Short task>
Every record here should be printed again exactly.

Records to process>
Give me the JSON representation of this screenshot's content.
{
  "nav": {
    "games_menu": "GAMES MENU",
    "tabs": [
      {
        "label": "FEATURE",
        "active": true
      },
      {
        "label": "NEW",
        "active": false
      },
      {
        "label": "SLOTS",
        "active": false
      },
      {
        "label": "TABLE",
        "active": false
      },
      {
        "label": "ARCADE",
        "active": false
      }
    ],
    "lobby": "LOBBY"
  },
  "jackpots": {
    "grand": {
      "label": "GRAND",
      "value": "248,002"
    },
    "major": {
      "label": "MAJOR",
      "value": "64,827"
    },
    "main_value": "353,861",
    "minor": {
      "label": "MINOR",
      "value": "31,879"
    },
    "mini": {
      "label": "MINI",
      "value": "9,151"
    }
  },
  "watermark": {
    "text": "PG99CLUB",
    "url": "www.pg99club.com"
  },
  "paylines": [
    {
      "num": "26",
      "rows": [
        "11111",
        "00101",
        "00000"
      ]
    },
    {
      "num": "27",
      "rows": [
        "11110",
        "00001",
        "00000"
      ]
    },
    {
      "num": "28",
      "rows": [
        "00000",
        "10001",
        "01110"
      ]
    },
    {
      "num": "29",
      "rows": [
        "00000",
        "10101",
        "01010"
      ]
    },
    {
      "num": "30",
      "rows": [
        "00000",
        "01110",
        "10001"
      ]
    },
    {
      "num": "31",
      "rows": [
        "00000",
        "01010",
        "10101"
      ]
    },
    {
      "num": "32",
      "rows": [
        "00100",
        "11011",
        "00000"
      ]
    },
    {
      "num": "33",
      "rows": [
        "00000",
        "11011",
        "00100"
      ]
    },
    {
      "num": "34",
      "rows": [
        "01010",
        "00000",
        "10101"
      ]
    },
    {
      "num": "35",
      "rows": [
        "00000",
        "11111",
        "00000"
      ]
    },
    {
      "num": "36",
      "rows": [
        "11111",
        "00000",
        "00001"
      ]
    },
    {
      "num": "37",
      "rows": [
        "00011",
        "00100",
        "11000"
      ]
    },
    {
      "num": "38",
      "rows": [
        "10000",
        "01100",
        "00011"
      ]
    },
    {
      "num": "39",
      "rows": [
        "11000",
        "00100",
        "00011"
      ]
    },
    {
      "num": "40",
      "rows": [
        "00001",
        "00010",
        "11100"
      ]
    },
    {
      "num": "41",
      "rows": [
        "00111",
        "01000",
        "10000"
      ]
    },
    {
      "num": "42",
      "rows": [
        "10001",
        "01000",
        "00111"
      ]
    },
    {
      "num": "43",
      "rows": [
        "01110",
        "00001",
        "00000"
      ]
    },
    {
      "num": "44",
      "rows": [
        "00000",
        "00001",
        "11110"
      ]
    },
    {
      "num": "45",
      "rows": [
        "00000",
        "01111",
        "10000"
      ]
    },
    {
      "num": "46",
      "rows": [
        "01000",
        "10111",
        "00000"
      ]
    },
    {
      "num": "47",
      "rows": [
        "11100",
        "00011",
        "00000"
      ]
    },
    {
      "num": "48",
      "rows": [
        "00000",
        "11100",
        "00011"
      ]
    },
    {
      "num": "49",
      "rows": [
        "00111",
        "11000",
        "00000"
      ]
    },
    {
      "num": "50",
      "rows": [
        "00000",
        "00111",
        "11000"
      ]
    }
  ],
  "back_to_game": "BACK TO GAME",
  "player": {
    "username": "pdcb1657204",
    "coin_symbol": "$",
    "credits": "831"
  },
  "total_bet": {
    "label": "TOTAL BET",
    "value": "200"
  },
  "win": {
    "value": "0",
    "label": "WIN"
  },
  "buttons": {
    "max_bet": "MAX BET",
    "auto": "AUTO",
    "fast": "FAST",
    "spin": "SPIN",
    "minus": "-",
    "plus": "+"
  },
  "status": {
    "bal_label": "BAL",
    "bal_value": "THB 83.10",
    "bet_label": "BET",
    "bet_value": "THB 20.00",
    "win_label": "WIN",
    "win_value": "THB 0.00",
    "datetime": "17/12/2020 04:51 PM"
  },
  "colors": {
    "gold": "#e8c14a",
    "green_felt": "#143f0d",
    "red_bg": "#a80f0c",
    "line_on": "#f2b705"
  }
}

Solution for this exercise>
Give me the JSON representation of this screenshot's content.
{
  "nav": {
    "games_menu": "GAMES MENU",
    "tabs": [
      {
        "label": "FEATURE",
        "active": true
      },
      {
        "label": "NEW",
        "active": false
      },
      {
        "label": "SLOTS",
        "active": false
      },
      {
        "label": "TABLE",
        "active": false
      },
      {
        "label": "ARCADE",
        "active": false
      }
    ],
    "lobby": "LOBBY"
  },
  "jackpots": {
    "grand": {
      "label": "GRAND",
      "value": "248,002"
    },
    "major": {
      "label": "MAJOR",
      "value": "64,827"
    },
    "main_value": "353,861",
    "minor": {
      "label": "MINOR",
      "value": "31,879"
    },
    "mini": {
      "label": "MINI",
      "value": "9,151"
    }
  },
  "watermark": {
    "text": "PG99CLUB",
    "url": "www.pg99club.com"
  },
  "paylines": [
    {
      "num": "26",
      "rows": [
        "11111",
        "00101",
        "00000"
      ]
    },
    {
      "num": "27",
      "rows": [
        "11110",
        "00001",
        "00000"
      ]
    },
    {
      "num": "28",
      "rows": [
        "00000",
        "10001",
        "01110"
      ]
    },
    {
      "num": "29",
      "rows": [
        "00000",
        "10101",
        "01010"
      ]
    },
    {
      "num": "30",
      "rows": [
        "00000",
        "01110",
        "10001"
      ]
    },
    {
      "num": "31",
      "rows": [
        "00000",
        "01010",
        "10101"
      ]
    },
    {
      "num": "32",
      "rows": [
        "00100",
        "11011",
        "00000"
      ]
    },
    {
      "num": "33",
      "rows": [
        "00000",
        "11011",
        "00100"
      ]
    },
    {
      "num": "34",
      "rows": [
        "01010",
        "00000",
        "10101"
      ]
    },
    {
      "num": "35",
      "rows": [
        "00000",
        "11111",
        "00000"
      ]
    },
    {
      "num": "36",
      "rows": [
        "11111",
        "00000",
        "00001"
      ]
    },
    {
      "num": "37",
      "rows": [
        "00011",
        "00100",
        "11000"
      ]
    },
    {
      "num": "38",
      "rows": [
        "10000",
        "01100",
        "00011"
      ]
    },
    {
      "num": "39",
      "rows": [
        "11000",
        "00100",
        "00011"
      ]
    },
    {
      "num": "40",
      "rows": [
        "00001",
        "00010",
        "11100"
      ]
    },
    {
      "num": "41",
      "rows": [
        "00111",
        "01000",
        "10000"
      ]
    },
    {
      "num": "42",
      "rows": [
        "10001",
        "01000",
        "00111"
      ]
    },
    {
      "num": "43",
      "rows": [
        "01110",
        "00001",
        "00000"
      ]
    },
    {
      "num": "44",
      "rows": [
        "00000",
        "00001",
        "11110"
      ]
    },
    {
      "num": "45",
      "rows": [
        "00000",
        "01111",
        "10000"
      ]
    },
    {
      "num": "46",
      "rows": [
        "01000",
        "10111",
        "00000"
      ]
    },
    {
      "num": "47",
      "rows": [
        "11100",
        "00011",
        "00000"
      ]
    },
    {
      "num": "48",
      "rows": [
        "00000",
        "11100",
        "00011"
      ]
    },
    {
      "num": "49",
      "rows": [
        "00111",
        "11000",
        "00000"
      ]
    },
    {
      "num": "50",
      "rows": [
        "00000",
        "00111",
        "11000"
      ]
    }
  ],
  "back_to_game": "BACK TO GAME",
  "player": {
    "username": "pdcb1657204",
    "coin_symbol": "$",
    "credits": "831"
  },
  "total_bet": {
    "label": "TOTAL BET",
    "value": "200"
  },
  "win": {
    "value": "0",
    "label": "WIN"
  },
  "buttons": {
    "max_bet": "MAX BET",
    "auto": "AUTO",
    "fast": "FAST",
    "spin": "SPIN",
    "minus": "-",
    "plus": "+"
  },
  "status": {
    "bal_label": "BAL",
    "bal_value": "THB 83.10",
    "bet_label": "BET",
    "bet_value": "THB 20.00",
    "win_label": "WIN",
    "win_value": "THB 0.00",
    "datetime": "17/12/2020 04:51 PM"
  },
  "colors": {
    "gold": "#e8c14a",
    "green_felt": "#143f0d",
    "red_bg": "#a80f0c",
    "line_on": "#f2b705"
  }
}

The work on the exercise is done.